PROVIDED MATERIAL:
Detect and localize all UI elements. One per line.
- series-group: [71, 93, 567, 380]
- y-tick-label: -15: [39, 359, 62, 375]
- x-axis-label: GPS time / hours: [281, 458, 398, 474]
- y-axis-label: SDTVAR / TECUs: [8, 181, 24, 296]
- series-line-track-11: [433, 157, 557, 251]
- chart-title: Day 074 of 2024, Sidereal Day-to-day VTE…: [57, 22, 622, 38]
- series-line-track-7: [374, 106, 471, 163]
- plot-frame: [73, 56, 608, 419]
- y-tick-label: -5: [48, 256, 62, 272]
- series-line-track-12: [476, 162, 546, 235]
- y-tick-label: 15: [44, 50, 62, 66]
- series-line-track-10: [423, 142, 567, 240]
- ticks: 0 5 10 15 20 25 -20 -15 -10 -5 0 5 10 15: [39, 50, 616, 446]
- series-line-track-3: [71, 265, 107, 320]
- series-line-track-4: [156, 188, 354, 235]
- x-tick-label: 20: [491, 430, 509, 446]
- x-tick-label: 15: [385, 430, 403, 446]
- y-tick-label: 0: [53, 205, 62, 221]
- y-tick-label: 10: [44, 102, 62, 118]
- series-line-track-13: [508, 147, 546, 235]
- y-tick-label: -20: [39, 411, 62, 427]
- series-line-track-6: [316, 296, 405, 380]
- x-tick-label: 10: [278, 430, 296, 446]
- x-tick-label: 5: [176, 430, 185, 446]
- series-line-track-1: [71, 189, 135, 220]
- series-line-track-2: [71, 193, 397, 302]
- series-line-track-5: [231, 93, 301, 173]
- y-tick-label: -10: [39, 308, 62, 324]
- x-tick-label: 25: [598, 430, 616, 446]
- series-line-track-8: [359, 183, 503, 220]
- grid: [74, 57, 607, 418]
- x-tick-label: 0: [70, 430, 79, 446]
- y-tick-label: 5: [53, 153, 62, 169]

YOUR GOAL:
Convert every line of the material above into a Markdown table with two columns, No. and Entry. Number the rows and skip any blank lines.

CORRECT ANSWER:
| No. | Entry |
|---|---|
| 1 | Detect and localize all UI elements. One per line. |
| 2 | - series-group: [71, 93, 567, 380] |
| 3 | - y-tick-label: -15: [39, 359, 62, 375] |
| 4 | - x-axis-label: GPS time / hours: [281, 458, 398, 474] |
| 5 | - y-axis-label: SDTVAR / TECUs: [8, 181, 24, 296] |
| 6 | - series-line-track-11: [433, 157, 557, 251] |
| 7 | - chart-title: Day 074 of 2024, Sidereal Day-to-day VTE…: [57, 22, 622, 38] |
| 8 | - series-line-track-7: [374, 106, 471, 163] |
| 9 | - plot-frame: [73, 56, 608, 419] |
| 10 | - y-tick-label: -5: [48, 256, 62, 272] |
| 11 | - series-line-track-12: [476, 162, 546, 235] |
| 12 | - y-tick-label: 15: [44, 50, 62, 66] |
| 13 | - series-line-track-10: [423, 142, 567, 240] |
| 14 | - ticks: 0 5 10 15 20 25 -20 -15 -10 -5 0 5 10 15: [39, 50, 616, 446] |
| 15 | - series-line-track-3: [71, 265, 107, 320] |
| 16 | - series-line-track-4: [156, 188, 354, 235] |
| 17 | - x-tick-label: 20: [491, 430, 509, 446] |
| 18 | - x-tick-label: 15: [385, 430, 403, 446] |
| 19 | - y-tick-label: 0: [53, 205, 62, 221] |
| 20 | - y-tick-label: 10: [44, 102, 62, 118] |
| 21 | - series-line-track-13: [508, 147, 546, 235] |
| 22 | - y-tick-label: -20: [39, 411, 62, 427] |
| 23 | - series-line-track-6: [316, 296, 405, 380] |
| 24 | - x-tick-label: 10: [278, 430, 296, 446] |
| 25 | - x-tick-label: 5: [176, 430, 185, 446] |
| 26 | - series-line-track-1: [71, 189, 135, 220] |
| 27 | - series-line-track-2: [71, 193, 397, 302] |
| 28 | - series-line-track-5: [231, 93, 301, 173] |
| 29 | - y-tick-label: -10: [39, 308, 62, 324] |
| 30 | - x-tick-label: 25: [598, 430, 616, 446] |
| 31 | - series-line-track-8: [359, 183, 503, 220] |
| 32 | - grid: [74, 57, 607, 418] |
| 33 | - x-tick-label: 0: [70, 430, 79, 446] |
| 34 | - y-tick-label: 5: [53, 153, 62, 169] |